Only a number is expected: how many lines in the data below contain the word "title".

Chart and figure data
** START **

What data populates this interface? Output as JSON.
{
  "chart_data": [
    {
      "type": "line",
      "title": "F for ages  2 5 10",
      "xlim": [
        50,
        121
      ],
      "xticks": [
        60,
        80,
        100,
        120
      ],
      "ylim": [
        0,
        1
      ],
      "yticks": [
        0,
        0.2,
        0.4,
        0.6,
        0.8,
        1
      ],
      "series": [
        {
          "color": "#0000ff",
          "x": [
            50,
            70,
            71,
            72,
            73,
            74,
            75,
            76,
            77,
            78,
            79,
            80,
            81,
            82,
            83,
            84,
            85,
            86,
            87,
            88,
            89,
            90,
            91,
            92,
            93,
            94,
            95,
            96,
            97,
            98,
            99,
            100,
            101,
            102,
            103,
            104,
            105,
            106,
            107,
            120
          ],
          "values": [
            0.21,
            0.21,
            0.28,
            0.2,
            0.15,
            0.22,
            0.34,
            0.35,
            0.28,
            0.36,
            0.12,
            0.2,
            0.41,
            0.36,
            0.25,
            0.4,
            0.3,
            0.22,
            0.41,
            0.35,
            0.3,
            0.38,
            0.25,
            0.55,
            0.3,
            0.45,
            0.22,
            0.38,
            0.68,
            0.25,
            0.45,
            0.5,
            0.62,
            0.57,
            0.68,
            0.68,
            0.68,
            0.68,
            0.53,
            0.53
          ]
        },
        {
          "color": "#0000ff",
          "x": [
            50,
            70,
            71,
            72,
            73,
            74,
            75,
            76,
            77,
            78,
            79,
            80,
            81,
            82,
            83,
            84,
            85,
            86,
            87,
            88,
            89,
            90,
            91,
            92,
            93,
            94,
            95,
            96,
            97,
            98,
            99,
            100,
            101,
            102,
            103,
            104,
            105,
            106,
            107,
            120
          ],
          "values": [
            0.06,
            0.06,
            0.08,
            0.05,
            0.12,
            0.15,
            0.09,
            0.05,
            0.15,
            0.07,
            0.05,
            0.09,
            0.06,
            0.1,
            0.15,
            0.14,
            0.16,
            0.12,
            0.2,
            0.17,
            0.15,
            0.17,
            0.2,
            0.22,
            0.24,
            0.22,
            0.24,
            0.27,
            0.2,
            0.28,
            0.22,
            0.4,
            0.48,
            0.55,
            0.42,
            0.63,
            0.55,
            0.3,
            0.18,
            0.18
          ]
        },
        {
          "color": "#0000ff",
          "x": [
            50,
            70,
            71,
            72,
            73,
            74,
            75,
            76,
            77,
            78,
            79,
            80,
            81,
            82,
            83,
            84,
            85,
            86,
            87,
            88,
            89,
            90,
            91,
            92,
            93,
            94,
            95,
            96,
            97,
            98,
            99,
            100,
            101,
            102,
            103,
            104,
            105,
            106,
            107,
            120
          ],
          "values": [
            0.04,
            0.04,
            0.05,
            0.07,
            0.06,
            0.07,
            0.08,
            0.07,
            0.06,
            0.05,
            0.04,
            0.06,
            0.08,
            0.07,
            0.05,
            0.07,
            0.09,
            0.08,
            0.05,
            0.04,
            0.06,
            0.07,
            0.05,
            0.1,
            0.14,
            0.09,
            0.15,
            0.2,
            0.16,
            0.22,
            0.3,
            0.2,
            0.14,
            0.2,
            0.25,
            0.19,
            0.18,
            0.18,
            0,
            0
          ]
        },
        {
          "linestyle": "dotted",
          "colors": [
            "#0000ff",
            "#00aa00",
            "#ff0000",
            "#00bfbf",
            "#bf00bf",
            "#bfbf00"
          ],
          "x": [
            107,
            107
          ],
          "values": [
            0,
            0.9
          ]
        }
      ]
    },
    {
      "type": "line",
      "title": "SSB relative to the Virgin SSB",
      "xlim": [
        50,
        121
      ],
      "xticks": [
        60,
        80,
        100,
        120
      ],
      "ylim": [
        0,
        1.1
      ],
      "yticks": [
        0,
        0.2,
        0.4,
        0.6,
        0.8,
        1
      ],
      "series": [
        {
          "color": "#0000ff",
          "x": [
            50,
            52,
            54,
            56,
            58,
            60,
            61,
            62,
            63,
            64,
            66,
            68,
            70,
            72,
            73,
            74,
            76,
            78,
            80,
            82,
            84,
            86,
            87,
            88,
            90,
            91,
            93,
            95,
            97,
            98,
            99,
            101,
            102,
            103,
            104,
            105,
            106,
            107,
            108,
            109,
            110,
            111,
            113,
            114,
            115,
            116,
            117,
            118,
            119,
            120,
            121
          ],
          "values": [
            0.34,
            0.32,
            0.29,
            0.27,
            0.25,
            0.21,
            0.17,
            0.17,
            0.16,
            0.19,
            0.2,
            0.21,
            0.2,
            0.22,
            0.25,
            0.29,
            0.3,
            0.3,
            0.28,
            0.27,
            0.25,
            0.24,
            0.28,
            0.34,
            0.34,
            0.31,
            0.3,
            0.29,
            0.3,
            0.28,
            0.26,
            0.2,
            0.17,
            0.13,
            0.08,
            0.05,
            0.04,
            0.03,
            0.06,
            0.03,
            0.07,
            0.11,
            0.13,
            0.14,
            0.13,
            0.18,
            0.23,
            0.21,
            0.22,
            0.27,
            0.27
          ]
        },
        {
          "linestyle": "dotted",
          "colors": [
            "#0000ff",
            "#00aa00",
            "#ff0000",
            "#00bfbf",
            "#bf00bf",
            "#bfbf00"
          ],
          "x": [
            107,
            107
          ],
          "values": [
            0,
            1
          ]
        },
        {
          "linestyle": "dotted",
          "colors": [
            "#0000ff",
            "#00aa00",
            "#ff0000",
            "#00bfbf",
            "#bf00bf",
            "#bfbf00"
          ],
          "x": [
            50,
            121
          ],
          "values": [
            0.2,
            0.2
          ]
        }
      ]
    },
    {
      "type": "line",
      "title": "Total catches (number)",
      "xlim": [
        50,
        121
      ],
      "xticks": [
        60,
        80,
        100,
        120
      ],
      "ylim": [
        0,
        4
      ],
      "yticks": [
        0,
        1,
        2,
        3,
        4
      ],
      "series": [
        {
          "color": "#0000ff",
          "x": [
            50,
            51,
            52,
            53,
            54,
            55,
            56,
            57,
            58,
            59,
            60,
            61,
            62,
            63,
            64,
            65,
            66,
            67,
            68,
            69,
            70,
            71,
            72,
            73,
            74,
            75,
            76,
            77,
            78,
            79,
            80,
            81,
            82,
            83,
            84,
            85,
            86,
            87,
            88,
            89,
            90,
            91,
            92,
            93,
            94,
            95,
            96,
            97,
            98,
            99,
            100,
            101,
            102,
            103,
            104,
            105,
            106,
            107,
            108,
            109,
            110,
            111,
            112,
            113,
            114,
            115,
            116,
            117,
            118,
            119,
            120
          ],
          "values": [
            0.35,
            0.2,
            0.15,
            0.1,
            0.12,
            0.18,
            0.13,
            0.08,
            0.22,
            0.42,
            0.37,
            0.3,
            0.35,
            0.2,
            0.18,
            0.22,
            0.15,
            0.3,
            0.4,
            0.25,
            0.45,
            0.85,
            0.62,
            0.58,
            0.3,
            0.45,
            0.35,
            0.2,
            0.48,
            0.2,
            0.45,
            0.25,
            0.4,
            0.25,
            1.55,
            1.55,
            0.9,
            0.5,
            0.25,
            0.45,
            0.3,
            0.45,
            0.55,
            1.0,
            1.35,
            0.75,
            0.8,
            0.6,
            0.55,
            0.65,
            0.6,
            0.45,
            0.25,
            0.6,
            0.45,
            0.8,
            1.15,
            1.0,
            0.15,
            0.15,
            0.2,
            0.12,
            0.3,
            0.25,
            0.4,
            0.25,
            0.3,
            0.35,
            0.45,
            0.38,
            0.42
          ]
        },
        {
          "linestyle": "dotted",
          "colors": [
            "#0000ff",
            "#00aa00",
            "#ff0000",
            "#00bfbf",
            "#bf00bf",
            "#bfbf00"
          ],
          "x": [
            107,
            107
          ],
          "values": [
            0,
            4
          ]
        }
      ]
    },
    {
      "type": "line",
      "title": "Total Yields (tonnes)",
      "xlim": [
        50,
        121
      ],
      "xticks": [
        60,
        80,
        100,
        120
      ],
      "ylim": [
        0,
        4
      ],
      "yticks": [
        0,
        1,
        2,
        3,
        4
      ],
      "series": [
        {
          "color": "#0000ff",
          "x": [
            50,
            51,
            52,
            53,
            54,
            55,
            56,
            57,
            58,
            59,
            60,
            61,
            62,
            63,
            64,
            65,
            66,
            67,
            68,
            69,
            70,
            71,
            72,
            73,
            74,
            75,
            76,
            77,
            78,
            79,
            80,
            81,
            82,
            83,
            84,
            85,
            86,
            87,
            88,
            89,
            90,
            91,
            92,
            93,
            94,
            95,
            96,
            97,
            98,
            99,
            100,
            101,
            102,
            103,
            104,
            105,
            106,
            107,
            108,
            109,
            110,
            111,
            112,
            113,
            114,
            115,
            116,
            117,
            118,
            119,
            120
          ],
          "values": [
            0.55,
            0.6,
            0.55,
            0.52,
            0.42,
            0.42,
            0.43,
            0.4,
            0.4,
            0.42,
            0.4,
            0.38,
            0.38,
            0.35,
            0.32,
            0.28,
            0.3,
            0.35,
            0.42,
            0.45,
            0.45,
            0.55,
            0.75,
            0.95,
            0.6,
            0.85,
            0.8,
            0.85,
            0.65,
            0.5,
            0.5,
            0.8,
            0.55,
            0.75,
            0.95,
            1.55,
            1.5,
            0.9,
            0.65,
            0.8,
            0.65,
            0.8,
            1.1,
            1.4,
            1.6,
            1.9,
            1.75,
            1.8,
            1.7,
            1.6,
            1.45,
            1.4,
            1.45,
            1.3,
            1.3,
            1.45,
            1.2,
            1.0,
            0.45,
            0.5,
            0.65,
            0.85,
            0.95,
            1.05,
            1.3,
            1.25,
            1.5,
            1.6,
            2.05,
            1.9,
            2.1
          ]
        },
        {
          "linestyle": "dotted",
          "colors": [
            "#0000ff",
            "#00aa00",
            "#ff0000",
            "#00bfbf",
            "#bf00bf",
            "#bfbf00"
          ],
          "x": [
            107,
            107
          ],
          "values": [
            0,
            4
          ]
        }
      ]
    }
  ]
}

** END **

Reply to the exercise
4